# DIRECTIONS FOR THIS TASK
Present the data once more in exactly its original form.

# DATA FOR THE TASK
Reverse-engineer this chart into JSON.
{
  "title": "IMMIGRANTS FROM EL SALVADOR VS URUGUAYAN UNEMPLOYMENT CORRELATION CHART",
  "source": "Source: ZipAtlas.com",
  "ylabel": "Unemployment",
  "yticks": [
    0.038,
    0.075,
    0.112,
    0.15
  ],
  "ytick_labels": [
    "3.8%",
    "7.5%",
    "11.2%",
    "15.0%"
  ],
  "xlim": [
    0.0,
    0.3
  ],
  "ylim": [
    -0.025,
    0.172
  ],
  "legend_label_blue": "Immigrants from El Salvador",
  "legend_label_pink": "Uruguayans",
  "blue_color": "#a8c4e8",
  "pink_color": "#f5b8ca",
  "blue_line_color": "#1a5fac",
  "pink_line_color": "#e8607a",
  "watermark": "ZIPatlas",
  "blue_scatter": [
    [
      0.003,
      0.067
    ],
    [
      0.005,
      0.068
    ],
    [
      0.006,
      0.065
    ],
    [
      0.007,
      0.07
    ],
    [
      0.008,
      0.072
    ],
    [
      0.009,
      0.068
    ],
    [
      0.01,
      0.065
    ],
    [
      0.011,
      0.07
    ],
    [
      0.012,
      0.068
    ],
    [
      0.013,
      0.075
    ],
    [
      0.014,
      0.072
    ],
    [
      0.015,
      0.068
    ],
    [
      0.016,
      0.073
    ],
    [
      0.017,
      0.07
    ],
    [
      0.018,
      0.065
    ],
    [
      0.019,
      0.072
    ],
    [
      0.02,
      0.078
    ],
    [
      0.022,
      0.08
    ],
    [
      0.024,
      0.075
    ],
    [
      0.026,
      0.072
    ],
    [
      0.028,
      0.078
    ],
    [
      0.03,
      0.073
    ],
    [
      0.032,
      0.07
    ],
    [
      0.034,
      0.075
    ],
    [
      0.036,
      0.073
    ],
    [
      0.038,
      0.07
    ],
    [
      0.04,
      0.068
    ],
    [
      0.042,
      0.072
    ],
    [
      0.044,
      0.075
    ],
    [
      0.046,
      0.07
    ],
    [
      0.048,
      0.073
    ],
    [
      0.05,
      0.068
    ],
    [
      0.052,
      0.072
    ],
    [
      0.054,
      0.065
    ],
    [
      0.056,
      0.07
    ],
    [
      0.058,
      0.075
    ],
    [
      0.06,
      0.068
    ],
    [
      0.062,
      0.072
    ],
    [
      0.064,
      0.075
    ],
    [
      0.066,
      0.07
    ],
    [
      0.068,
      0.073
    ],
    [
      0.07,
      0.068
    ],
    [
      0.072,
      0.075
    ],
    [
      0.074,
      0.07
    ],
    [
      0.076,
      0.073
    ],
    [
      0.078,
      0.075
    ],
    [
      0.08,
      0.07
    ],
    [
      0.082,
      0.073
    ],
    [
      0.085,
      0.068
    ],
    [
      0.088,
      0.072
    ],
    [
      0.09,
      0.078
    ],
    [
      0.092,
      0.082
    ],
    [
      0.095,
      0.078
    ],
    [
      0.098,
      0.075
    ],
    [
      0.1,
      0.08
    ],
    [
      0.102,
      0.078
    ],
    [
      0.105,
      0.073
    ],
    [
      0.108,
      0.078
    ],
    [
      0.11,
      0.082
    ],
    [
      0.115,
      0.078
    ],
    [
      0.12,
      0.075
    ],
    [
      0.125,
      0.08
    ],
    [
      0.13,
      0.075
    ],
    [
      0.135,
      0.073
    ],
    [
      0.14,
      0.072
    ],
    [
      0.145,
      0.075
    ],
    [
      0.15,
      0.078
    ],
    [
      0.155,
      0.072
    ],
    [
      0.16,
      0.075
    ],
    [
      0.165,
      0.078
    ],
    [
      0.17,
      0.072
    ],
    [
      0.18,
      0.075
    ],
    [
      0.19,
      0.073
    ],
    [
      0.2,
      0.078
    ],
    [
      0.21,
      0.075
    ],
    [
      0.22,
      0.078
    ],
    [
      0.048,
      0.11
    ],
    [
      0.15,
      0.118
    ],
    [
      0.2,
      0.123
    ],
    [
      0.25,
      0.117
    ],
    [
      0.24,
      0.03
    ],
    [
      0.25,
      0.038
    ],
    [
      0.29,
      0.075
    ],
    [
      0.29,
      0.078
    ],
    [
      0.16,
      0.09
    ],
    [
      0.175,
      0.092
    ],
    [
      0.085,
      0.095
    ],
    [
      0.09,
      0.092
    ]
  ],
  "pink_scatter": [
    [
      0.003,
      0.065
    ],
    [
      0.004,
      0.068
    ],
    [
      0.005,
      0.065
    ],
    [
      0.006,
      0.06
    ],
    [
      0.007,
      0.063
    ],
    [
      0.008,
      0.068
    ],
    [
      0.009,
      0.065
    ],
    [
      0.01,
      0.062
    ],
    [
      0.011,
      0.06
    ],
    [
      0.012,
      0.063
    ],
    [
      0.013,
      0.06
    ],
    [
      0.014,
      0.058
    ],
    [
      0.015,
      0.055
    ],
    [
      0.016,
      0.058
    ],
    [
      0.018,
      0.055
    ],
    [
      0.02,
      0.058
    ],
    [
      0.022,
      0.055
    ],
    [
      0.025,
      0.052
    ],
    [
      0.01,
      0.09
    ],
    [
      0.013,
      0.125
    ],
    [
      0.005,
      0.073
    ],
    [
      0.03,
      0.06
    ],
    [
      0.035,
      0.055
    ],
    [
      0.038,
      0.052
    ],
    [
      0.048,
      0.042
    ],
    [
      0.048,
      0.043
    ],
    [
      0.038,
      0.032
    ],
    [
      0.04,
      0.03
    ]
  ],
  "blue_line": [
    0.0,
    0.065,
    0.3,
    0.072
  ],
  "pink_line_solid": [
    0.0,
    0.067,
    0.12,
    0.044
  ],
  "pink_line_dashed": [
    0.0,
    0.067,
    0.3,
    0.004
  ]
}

# WORKED ANSWER
Reverse-engineer this chart into JSON.
{
  "title": "IMMIGRANTS FROM EL SALVADOR VS URUGUAYAN UNEMPLOYMENT CORRELATION CHART",
  "source": "Source: ZipAtlas.com",
  "ylabel": "Unemployment",
  "yticks": [
    0.038,
    0.075,
    0.112,
    0.15
  ],
  "ytick_labels": [
    "3.8%",
    "7.5%",
    "11.2%",
    "15.0%"
  ],
  "xlim": [
    0.0,
    0.3
  ],
  "ylim": [
    -0.025,
    0.172
  ],
  "legend_label_blue": "Immigrants from El Salvador",
  "legend_label_pink": "Uruguayans",
  "blue_color": "#a8c4e8",
  "pink_color": "#f5b8ca",
  "blue_line_color": "#1a5fac",
  "pink_line_color": "#e8607a",
  "watermark": "ZIPatlas",
  "blue_scatter": [
    [
      0.003,
      0.067
    ],
    [
      0.005,
      0.068
    ],
    [
      0.006,
      0.065
    ],
    [
      0.007,
      0.07
    ],
    [
      0.008,
      0.072
    ],
    [
      0.009,
      0.068
    ],
    [
      0.01,
      0.065
    ],
    [
      0.011,
      0.07
    ],
    [
      0.012,
      0.068
    ],
    [
      0.013,
      0.075
    ],
    [
      0.014,
      0.072
    ],
    [
      0.015,
      0.068
    ],
    [
      0.016,
      0.073
    ],
    [
      0.017,
      0.07
    ],
    [
      0.018,
      0.065
    ],
    [
      0.019,
      0.072
    ],
    [
      0.02,
      0.078
    ],
    [
      0.022,
      0.08
    ],
    [
      0.024,
      0.075
    ],
    [
      0.026,
      0.072
    ],
    [
      0.028,
      0.078
    ],
    [
      0.03,
      0.073
    ],
    [
      0.032,
      0.07
    ],
    [
      0.034,
      0.075
    ],
    [
      0.036,
      0.073
    ],
    [
      0.038,
      0.07
    ],
    [
      0.04,
      0.068
    ],
    [
      0.042,
      0.072
    ],
    [
      0.044,
      0.075
    ],
    [
      0.046,
      0.07
    ],
    [
      0.048,
      0.073
    ],
    [
      0.05,
      0.068
    ],
    [
      0.052,
      0.072
    ],
    [
      0.054,
      0.065
    ],
    [
      0.056,
      0.07
    ],
    [
      0.058,
      0.075
    ],
    [
      0.06,
      0.068
    ],
    [
      0.062,
      0.072
    ],
    [
      0.064,
      0.075
    ],
    [
      0.066,
      0.07
    ],
    [
      0.068,
      0.073
    ],
    [
      0.07,
      0.068
    ],
    [
      0.072,
      0.075
    ],
    [
      0.074,
      0.07
    ],
    [
      0.076,
      0.073
    ],
    [
      0.078,
      0.075
    ],
    [
      0.08,
      0.07
    ],
    [
      0.082,
      0.073
    ],
    [
      0.085,
      0.068
    ],
    [
      0.088,
      0.072
    ],
    [
      0.09,
      0.078
    ],
    [
      0.092,
      0.082
    ],
    [
      0.095,
      0.078
    ],
    [
      0.098,
      0.075
    ],
    [
      0.1,
      0.08
    ],
    [
      0.102,
      0.078
    ],
    [
      0.105,
      0.073
    ],
    [
      0.108,
      0.078
    ],
    [
      0.11,
      0.082
    ],
    [
      0.115,
      0.078
    ],
    [
      0.12,
      0.075
    ],
    [
      0.125,
      0.08
    ],
    [
      0.13,
      0.075
    ],
    [
      0.135,
      0.073
    ],
    [
      0.14,
      0.072
    ],
    [
      0.145,
      0.075
    ],
    [
      0.15,
      0.078
    ],
    [
      0.155,
      0.072
    ],
    [
      0.16,
      0.075
    ],
    [
      0.165,
      0.078
    ],
    [
      0.17,
      0.072
    ],
    [
      0.18,
      0.075
    ],
    [
      0.19,
      0.073
    ],
    [
      0.2,
      0.078
    ],
    [
      0.21,
      0.075
    ],
    [
      0.22,
      0.078
    ],
    [
      0.048,
      0.11
    ],
    [
      0.15,
      0.118
    ],
    [
      0.2,
      0.123
    ],
    [
      0.25,
      0.117
    ],
    [
      0.24,
      0.03
    ],
    [
      0.25,
      0.038
    ],
    [
      0.29,
      0.075
    ],
    [
      0.29,
      0.078
    ],
    [
      0.16,
      0.09
    ],
    [
      0.175,
      0.092
    ],
    [
      0.085,
      0.095
    ],
    [
      0.09,
      0.092
    ]
  ],
  "pink_scatter": [
    [
      0.003,
      0.065
    ],
    [
      0.004,
      0.068
    ],
    [
      0.005,
      0.065
    ],
    [
      0.006,
      0.06
    ],
    [
      0.007,
      0.063
    ],
    [
      0.008,
      0.068
    ],
    [
      0.009,
      0.065
    ],
    [
      0.01,
      0.062
    ],
    [
      0.011,
      0.06
    ],
    [
      0.012,
      0.063
    ],
    [
      0.013,
      0.06
    ],
    [
      0.014,
      0.058
    ],
    [
      0.015,
      0.055
    ],
    [
      0.016,
      0.058
    ],
    [
      0.018,
      0.055
    ],
    [
      0.02,
      0.058
    ],
    [
      0.022,
      0.055
    ],
    [
      0.025,
      0.052
    ],
    [
      0.01,
      0.09
    ],
    [
      0.013,
      0.125
    ],
    [
      0.005,
      0.073
    ],
    [
      0.03,
      0.06
    ],
    [
      0.035,
      0.055
    ],
    [
      0.038,
      0.052
    ],
    [
      0.048,
      0.042
    ],
    [
      0.048,
      0.043
    ],
    [
      0.038,
      0.032
    ],
    [
      0.04,
      0.03
    ]
  ],
  "blue_line": [
    0.0,
    0.065,
    0.3,
    0.072
  ],
  "pink_line_solid": [
    0.0,
    0.067,
    0.12,
    0.044
  ],
  "pink_line_dashed": [
    0.0,
    0.067,
    0.3,
    0.004
  ]
}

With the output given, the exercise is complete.